[START OF Records shown]

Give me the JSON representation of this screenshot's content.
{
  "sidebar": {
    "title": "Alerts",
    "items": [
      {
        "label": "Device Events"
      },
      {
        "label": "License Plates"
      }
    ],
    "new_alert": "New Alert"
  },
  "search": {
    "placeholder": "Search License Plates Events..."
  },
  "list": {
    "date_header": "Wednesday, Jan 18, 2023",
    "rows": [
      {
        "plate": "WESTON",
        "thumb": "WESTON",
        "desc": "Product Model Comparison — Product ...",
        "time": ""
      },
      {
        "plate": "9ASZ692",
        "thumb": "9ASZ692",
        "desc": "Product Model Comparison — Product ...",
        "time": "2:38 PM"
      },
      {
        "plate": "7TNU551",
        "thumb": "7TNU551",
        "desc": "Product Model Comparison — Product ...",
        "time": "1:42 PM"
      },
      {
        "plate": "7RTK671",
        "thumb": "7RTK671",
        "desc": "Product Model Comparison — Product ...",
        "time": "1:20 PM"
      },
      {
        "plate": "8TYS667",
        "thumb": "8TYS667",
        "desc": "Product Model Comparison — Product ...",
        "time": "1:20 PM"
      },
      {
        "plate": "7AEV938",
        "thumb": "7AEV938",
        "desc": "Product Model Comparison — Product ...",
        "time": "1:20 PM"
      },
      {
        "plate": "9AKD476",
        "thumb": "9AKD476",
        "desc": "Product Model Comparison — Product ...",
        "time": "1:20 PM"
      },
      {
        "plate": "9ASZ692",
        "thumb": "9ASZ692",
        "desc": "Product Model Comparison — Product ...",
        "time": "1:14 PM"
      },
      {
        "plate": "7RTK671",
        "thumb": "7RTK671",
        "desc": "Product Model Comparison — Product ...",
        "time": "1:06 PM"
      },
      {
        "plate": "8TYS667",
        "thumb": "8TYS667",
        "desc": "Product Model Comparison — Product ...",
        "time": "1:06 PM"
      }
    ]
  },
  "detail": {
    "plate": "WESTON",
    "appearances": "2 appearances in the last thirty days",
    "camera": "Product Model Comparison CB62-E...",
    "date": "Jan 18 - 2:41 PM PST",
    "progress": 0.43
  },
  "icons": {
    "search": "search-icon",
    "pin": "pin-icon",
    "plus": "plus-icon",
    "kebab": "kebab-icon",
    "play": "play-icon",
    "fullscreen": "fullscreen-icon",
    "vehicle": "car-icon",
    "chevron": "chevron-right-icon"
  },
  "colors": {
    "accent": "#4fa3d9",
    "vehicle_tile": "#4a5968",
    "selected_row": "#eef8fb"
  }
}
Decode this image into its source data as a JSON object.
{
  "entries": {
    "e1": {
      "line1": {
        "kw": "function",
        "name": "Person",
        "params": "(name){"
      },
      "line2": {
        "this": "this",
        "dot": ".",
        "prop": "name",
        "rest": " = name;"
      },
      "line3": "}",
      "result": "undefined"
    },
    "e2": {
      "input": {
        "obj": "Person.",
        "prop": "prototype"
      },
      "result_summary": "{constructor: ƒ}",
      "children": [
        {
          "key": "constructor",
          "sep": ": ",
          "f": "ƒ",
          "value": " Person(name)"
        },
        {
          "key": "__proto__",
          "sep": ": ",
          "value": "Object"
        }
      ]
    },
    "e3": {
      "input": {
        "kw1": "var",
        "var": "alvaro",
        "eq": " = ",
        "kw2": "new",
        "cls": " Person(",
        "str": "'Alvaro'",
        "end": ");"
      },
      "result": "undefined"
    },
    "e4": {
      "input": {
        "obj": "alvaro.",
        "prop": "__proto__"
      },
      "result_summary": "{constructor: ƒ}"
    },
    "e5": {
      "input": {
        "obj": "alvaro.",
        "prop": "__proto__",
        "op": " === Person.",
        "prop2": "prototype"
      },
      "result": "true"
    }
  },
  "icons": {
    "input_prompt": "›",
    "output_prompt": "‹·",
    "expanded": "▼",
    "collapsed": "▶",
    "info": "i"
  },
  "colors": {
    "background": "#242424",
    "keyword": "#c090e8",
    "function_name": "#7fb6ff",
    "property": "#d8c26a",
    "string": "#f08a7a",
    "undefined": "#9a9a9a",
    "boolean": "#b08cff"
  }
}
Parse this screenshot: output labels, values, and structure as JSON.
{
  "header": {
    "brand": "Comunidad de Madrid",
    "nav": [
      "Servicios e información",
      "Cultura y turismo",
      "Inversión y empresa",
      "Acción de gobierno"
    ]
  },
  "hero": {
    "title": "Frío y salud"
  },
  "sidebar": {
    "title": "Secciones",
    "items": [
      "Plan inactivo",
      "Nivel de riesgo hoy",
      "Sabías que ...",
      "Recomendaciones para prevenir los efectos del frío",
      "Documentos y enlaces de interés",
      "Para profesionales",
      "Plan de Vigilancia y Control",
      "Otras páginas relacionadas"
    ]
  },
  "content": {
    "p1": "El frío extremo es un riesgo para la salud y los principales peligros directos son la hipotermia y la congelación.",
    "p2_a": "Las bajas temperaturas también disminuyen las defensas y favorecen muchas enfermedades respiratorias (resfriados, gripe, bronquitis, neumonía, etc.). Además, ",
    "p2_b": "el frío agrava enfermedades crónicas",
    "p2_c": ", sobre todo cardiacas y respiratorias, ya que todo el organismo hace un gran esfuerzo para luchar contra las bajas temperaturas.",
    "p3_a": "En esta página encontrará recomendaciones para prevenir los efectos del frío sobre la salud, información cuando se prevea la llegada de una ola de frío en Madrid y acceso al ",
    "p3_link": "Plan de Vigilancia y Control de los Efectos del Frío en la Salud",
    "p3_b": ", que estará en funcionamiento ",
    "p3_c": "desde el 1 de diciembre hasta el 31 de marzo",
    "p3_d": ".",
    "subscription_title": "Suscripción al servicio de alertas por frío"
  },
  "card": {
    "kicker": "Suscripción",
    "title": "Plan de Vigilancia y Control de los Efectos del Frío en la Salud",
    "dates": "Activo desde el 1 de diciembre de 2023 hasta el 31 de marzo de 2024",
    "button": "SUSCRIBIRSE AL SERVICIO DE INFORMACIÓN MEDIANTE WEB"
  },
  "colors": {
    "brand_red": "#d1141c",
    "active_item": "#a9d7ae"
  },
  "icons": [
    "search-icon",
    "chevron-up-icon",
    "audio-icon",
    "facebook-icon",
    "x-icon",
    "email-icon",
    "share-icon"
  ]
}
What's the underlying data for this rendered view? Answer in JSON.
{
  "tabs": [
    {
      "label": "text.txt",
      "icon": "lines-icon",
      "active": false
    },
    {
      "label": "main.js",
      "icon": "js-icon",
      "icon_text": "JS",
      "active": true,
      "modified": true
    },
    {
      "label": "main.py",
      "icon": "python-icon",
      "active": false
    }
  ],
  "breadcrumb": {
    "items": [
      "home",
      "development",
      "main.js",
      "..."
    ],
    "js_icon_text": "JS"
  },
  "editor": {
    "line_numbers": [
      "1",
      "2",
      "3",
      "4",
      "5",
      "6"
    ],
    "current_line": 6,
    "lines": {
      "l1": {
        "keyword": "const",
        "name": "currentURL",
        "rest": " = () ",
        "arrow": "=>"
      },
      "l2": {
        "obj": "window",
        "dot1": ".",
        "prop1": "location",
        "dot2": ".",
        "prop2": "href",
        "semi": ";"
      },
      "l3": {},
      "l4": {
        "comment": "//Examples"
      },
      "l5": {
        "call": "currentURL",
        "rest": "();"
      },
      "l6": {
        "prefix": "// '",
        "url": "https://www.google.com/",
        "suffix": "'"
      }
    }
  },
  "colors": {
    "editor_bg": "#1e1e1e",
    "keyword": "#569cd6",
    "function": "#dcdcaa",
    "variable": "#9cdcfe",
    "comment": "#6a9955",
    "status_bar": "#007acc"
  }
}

[END OF Records shown]

[To be done]: Find every line in the records above that contains the word "Control", and copy each one.

[Problem solution]:
      "Plan de Vigilancia y Control",
    "p3_link": "Plan de Vigilancia y Control de los Efectos del Frío en la Salud",
    "title": "Plan de Vigilancia y Control de los Efectos del Frío en la Salud",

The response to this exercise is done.